Starting at the line that holds "Give me the", quote every line through the end of the records, both boundary lines included. Omit the pictures.
#### RECORDS FOR PROCESSING
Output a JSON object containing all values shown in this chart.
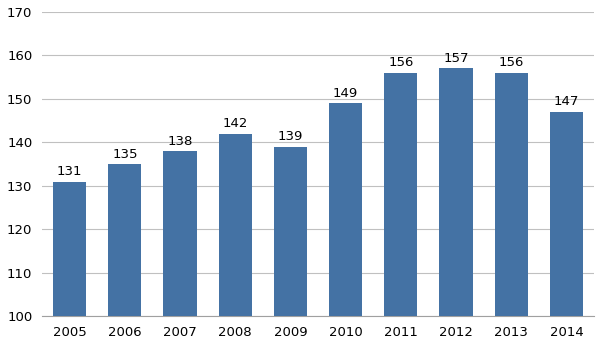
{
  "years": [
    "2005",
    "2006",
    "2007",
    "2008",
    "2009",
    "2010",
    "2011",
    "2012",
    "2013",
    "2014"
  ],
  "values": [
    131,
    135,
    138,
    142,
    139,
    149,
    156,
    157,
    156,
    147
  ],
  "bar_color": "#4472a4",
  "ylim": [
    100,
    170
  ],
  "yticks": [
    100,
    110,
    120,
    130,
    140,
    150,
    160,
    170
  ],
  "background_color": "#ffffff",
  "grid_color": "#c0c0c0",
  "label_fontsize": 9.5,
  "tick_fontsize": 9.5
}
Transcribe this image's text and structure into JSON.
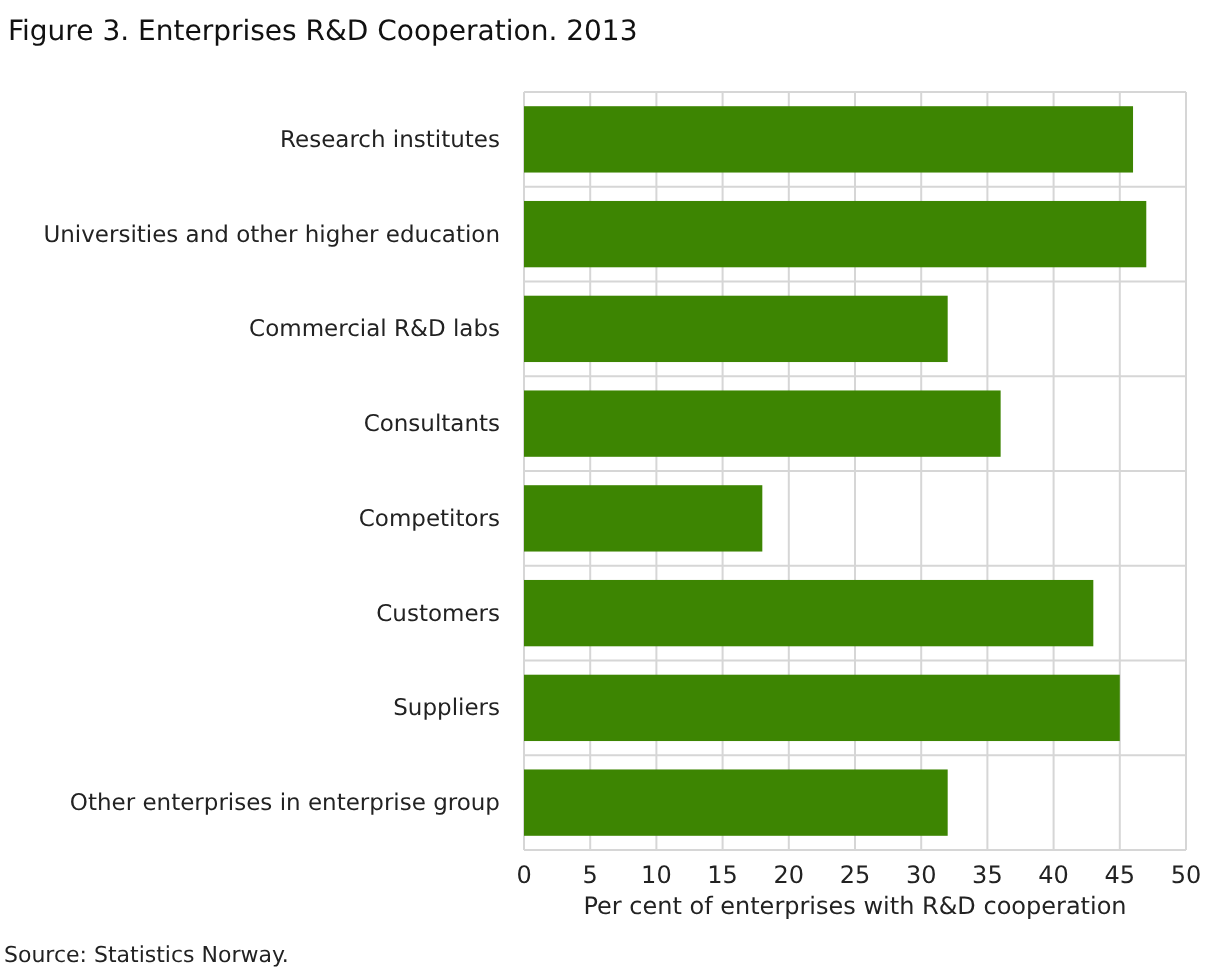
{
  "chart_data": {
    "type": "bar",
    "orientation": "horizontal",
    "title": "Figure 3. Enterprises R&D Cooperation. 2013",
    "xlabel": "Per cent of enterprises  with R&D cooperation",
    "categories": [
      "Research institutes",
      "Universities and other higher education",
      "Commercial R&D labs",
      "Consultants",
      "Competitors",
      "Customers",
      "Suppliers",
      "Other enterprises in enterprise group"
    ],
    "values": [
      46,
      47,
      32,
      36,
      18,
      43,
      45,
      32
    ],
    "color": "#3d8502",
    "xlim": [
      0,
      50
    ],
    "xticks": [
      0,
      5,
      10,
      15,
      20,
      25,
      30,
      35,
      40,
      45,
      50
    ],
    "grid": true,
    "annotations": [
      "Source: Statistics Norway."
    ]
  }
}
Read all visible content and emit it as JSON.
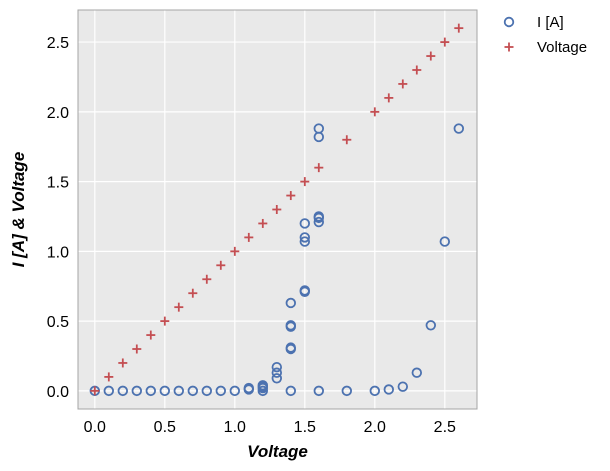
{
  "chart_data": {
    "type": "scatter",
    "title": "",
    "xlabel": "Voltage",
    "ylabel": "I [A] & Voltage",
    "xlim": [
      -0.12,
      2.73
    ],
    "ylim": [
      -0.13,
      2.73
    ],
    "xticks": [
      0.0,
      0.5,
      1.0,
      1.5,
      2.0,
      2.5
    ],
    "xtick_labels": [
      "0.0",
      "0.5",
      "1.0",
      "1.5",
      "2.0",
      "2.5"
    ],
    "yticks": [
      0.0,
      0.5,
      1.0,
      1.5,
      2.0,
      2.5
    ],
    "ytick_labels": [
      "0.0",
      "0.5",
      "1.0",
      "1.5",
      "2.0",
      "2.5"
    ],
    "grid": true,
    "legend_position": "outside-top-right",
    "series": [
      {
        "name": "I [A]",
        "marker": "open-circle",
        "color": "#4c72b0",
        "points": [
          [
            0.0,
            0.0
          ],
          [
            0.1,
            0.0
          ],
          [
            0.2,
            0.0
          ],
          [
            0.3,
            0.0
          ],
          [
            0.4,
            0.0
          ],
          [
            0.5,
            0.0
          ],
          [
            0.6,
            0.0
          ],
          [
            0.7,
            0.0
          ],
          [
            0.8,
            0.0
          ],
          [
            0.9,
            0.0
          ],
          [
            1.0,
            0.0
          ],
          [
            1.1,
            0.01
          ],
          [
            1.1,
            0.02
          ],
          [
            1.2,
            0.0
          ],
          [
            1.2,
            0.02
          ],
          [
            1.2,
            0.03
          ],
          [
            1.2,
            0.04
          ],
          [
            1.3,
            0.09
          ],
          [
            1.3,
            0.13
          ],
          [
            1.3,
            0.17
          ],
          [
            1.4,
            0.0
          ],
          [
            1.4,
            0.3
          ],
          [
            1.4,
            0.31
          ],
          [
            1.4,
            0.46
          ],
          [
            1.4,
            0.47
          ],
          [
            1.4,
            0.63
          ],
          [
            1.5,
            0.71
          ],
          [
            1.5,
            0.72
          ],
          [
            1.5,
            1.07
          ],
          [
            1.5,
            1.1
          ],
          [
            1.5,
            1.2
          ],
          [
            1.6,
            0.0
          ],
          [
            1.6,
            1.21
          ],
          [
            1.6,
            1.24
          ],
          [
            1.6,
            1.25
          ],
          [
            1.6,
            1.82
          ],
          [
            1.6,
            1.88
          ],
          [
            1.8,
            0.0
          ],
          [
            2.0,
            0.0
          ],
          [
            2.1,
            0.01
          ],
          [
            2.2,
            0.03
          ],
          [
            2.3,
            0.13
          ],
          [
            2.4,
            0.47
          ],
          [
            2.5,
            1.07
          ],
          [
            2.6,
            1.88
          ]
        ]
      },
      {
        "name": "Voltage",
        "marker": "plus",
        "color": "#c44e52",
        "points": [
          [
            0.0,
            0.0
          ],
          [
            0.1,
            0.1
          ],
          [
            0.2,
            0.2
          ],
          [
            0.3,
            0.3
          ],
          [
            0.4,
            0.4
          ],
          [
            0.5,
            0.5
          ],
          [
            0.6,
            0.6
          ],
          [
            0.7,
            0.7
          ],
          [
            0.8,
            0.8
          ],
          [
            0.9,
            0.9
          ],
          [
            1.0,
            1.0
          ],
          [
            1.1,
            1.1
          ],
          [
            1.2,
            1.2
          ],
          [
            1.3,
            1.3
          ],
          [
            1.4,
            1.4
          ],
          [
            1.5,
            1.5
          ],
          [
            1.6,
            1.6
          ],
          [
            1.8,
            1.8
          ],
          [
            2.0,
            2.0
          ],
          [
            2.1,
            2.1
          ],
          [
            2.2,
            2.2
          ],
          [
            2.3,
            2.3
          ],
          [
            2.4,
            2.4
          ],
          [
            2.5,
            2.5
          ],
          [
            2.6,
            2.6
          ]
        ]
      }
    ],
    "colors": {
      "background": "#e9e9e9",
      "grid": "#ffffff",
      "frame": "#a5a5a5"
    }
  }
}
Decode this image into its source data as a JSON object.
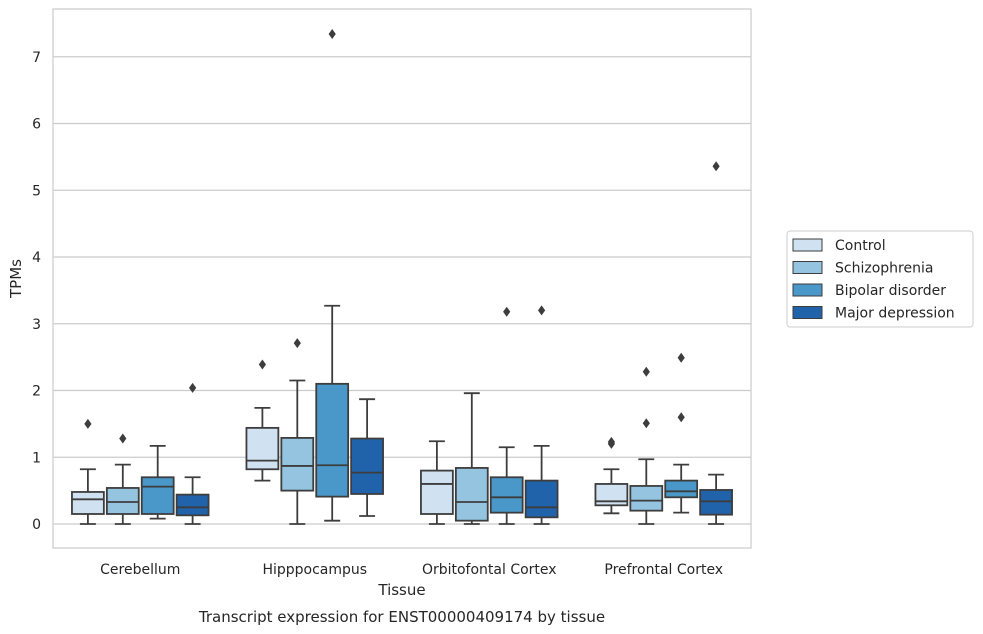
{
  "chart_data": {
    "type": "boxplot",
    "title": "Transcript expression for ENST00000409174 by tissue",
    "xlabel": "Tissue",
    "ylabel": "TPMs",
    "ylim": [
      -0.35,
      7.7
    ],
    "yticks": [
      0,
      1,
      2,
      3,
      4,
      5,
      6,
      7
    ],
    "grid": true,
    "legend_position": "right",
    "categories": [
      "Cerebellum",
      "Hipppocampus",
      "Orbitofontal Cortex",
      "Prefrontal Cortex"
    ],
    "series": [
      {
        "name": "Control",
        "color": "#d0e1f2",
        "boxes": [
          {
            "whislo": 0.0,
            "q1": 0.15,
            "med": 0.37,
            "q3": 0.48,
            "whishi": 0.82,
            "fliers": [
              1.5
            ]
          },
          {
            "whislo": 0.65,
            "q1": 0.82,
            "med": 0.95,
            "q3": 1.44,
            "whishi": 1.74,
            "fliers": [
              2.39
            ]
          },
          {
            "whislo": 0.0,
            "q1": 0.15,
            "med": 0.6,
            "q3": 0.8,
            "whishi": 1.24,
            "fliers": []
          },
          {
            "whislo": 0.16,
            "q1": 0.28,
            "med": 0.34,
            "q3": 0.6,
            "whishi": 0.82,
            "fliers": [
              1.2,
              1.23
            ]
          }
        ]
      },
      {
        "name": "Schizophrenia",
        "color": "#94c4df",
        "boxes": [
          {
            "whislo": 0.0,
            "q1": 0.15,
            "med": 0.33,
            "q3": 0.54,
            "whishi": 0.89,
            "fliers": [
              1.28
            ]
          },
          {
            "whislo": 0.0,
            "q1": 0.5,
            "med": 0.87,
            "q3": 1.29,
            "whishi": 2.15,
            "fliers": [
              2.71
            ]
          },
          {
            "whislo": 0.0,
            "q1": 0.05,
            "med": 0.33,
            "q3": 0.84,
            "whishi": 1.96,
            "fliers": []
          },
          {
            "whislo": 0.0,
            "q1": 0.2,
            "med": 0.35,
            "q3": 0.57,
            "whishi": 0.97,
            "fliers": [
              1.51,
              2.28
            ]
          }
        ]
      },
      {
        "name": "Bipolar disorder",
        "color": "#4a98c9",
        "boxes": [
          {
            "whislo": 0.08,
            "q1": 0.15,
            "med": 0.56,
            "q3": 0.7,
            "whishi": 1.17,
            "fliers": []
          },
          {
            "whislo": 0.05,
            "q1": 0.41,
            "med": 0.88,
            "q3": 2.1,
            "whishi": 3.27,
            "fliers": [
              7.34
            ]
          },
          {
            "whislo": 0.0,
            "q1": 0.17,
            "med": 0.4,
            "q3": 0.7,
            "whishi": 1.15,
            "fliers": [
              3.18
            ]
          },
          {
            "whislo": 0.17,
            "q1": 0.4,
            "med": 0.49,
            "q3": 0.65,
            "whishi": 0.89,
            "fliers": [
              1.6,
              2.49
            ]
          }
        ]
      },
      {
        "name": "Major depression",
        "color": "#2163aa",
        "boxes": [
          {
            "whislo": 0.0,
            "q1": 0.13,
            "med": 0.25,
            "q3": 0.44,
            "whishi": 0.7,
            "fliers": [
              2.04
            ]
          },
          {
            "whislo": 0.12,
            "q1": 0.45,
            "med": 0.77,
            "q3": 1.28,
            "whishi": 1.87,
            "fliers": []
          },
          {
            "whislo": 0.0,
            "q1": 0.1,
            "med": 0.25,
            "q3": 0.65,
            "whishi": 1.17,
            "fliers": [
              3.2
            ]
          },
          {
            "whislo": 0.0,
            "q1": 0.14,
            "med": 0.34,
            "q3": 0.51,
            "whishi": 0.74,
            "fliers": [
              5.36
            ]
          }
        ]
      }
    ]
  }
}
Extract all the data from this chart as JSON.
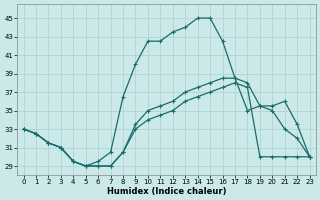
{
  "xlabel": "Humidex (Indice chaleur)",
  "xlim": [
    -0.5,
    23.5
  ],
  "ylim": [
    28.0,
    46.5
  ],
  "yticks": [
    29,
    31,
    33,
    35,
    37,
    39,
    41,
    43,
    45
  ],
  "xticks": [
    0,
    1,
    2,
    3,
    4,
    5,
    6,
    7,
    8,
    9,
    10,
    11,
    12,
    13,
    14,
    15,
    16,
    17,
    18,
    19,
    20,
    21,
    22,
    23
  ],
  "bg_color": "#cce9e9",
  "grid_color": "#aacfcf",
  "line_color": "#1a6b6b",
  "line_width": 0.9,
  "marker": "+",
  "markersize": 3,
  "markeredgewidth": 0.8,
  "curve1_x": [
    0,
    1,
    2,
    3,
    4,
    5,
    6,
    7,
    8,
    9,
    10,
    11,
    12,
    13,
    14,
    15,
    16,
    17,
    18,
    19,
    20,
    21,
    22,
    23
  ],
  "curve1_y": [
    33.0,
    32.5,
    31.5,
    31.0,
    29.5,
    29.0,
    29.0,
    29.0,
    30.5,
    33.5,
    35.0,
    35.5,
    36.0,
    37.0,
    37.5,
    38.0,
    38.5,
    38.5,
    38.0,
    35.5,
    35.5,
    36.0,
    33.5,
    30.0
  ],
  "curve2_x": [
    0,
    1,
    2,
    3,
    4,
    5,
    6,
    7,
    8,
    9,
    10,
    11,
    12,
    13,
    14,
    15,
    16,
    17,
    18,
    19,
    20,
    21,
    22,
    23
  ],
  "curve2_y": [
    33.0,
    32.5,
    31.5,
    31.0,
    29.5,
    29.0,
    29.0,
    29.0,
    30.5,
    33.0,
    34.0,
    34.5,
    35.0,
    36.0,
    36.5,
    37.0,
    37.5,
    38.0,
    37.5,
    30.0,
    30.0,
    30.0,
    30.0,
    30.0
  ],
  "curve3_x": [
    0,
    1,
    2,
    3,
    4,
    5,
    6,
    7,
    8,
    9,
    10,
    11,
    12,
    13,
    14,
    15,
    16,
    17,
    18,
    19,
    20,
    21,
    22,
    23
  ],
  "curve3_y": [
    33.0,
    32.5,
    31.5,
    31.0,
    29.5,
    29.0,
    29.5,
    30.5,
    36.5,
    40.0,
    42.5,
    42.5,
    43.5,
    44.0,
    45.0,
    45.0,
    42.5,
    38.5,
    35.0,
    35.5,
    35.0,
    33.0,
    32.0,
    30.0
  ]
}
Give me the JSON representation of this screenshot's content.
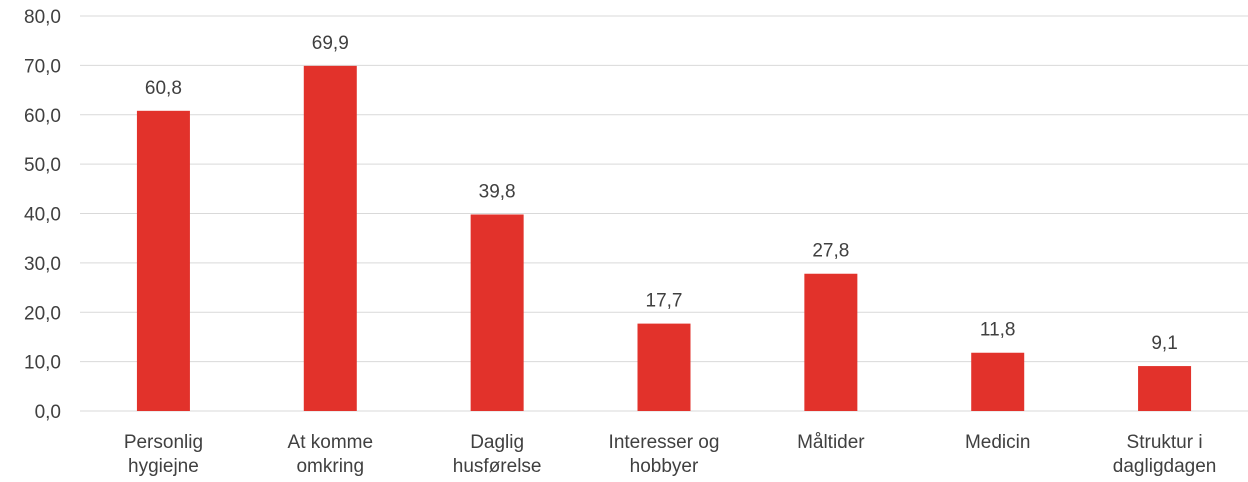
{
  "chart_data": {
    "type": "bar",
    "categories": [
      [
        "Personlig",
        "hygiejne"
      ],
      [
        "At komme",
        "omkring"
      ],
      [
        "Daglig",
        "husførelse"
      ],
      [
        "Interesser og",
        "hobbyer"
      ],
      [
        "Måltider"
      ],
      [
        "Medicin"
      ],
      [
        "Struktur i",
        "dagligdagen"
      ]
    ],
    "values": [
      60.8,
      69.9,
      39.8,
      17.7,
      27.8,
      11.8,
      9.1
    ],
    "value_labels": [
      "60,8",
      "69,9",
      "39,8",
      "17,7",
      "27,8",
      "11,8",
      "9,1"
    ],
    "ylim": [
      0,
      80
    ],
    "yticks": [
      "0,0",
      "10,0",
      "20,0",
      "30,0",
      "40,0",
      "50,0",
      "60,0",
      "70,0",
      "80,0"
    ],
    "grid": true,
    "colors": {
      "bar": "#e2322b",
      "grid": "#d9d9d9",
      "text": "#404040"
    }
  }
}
########
▶ RESULT FOR THIS EXERCISE:
Give me the JSON representation of this screenshot's content.
{
  "chart_data": {
    "type": "bar",
    "categories": [
      [
        "Personlig",
        "hygiejne"
      ],
      [
        "At komme",
        "omkring"
      ],
      [
        "Daglig",
        "husførelse"
      ],
      [
        "Interesser og",
        "hobbyer"
      ],
      [
        "Måltider"
      ],
      [
        "Medicin"
      ],
      [
        "Struktur i",
        "dagligdagen"
      ]
    ],
    "values": [
      60.8,
      69.9,
      39.8,
      17.7,
      27.8,
      11.8,
      9.1
    ],
    "value_labels": [
      "60,8",
      "69,9",
      "39,8",
      "17,7",
      "27,8",
      "11,8",
      "9,1"
    ],
    "ylim": [
      0,
      80
    ],
    "yticks": [
      "0,0",
      "10,0",
      "20,0",
      "30,0",
      "40,0",
      "50,0",
      "60,0",
      "70,0",
      "80,0"
    ],
    "grid": true,
    "colors": {
      "bar": "#e2322b",
      "grid": "#d9d9d9",
      "text": "#404040"
    }
  }
}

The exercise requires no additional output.